■ DATA SHOWN ■
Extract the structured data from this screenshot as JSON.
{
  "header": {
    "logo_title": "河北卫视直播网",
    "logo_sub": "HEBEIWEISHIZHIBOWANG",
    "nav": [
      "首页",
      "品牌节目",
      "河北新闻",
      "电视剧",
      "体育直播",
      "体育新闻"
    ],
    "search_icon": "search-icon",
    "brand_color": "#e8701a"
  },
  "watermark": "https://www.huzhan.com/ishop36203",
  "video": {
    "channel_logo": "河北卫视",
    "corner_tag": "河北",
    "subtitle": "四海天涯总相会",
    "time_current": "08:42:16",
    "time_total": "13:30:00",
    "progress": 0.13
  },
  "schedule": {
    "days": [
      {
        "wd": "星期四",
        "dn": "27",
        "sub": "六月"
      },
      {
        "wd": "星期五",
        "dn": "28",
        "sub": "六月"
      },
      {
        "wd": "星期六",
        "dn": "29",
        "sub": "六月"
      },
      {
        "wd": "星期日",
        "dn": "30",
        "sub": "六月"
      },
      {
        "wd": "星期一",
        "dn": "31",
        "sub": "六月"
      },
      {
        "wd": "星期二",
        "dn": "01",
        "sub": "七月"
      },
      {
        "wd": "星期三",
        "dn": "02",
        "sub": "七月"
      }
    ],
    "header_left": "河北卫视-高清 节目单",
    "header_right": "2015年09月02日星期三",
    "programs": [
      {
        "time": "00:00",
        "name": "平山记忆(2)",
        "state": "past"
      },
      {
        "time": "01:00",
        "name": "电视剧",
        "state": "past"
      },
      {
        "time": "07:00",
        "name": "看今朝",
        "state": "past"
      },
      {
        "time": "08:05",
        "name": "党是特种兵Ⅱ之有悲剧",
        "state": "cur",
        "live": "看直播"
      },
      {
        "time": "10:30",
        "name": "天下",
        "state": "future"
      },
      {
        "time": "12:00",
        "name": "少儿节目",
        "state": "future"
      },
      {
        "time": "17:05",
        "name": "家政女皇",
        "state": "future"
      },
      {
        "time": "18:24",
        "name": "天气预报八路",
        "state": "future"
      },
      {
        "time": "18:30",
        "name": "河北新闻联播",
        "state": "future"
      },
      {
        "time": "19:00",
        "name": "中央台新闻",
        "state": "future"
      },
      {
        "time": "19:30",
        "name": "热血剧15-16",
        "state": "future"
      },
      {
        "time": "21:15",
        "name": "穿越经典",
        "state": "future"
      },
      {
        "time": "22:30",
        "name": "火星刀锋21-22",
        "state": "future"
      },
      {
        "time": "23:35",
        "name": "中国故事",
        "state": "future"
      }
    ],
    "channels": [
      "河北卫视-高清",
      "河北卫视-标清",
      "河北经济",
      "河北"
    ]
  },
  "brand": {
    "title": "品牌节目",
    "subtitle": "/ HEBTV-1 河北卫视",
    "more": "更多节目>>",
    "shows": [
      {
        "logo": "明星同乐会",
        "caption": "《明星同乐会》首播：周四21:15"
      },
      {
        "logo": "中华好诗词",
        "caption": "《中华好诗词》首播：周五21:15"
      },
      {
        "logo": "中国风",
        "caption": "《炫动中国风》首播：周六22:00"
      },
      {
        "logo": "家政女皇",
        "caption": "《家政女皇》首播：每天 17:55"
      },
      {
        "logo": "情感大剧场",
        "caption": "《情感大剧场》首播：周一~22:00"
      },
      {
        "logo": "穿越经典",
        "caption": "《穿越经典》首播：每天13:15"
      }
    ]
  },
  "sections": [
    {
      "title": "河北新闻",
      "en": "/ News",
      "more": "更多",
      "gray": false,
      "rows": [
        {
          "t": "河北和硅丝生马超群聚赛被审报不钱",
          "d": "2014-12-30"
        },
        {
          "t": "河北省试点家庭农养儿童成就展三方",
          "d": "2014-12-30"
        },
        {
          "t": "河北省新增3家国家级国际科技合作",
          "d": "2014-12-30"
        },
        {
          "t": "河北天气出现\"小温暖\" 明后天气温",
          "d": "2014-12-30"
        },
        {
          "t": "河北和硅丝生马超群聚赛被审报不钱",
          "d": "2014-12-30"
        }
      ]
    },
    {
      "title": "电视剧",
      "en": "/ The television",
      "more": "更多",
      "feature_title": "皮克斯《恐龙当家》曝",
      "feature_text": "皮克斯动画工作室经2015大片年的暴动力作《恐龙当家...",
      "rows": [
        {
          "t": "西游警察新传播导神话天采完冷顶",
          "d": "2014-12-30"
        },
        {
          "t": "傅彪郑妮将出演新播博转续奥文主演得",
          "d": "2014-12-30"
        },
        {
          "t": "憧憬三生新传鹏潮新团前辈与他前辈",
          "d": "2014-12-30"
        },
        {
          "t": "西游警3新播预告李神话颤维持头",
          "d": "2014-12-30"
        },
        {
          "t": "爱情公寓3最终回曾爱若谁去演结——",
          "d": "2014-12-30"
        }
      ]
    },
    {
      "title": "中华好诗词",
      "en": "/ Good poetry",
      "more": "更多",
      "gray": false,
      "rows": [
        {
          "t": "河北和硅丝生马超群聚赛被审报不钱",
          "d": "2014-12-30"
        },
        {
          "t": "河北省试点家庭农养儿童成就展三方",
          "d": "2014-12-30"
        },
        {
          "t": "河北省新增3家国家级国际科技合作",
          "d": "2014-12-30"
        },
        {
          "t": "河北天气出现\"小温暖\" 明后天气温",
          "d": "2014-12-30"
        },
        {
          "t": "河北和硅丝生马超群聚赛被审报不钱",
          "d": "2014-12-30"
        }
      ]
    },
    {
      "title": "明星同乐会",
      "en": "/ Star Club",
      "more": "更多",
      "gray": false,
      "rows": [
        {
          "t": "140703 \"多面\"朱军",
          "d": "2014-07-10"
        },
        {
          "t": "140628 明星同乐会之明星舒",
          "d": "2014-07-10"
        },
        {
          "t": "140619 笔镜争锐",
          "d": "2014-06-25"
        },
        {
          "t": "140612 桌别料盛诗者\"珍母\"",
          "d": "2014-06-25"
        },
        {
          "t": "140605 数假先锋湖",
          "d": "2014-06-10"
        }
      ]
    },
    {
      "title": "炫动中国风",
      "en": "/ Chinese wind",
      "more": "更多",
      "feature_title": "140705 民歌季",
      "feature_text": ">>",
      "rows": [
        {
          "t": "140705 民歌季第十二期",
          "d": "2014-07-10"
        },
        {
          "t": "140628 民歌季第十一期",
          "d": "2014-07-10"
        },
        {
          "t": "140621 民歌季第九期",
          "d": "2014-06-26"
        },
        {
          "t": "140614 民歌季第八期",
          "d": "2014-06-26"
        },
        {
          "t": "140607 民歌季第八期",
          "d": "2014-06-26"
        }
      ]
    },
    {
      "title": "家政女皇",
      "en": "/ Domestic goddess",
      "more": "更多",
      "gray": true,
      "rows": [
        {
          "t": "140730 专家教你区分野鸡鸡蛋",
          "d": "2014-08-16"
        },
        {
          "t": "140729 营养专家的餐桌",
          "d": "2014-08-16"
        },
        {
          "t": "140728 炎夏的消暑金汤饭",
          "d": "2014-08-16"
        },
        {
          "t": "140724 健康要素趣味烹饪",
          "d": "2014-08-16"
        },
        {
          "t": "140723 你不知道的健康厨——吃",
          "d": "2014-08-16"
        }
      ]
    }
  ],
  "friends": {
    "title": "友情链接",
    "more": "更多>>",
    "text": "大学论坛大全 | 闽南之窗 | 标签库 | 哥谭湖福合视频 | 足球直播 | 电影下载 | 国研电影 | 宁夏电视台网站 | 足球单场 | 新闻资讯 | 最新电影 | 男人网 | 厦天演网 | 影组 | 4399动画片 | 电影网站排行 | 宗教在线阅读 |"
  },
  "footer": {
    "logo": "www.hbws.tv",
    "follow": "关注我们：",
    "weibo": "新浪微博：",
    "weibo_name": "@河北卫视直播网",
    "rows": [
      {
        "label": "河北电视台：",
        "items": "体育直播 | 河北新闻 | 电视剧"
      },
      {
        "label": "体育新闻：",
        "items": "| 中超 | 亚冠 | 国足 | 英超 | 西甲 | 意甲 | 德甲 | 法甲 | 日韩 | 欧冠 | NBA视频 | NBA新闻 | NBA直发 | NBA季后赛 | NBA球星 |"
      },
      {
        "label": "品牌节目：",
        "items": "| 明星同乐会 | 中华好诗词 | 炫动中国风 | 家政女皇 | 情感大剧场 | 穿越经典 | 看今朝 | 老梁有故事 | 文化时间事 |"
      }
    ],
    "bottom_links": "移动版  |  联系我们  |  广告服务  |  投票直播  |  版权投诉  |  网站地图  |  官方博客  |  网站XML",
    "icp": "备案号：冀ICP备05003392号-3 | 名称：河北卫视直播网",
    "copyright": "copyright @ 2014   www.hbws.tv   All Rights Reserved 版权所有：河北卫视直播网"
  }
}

■ DIRECTIVE ■
Copy out every line with the word "中华好诗词".

■ COMPLETED TASK ■
        "logo": "中华好诗词",
        "caption": "《中华好诗词》首播：周五21:15"
      "title": "中华好诗词",
        "items": "| 明星同乐会 | 中华好诗词 | 炫动中国风 | 家政女皇 | 情感大剧场 | 穿越经典 | 看今朝 | 老梁有故事 | 文化时间事 |"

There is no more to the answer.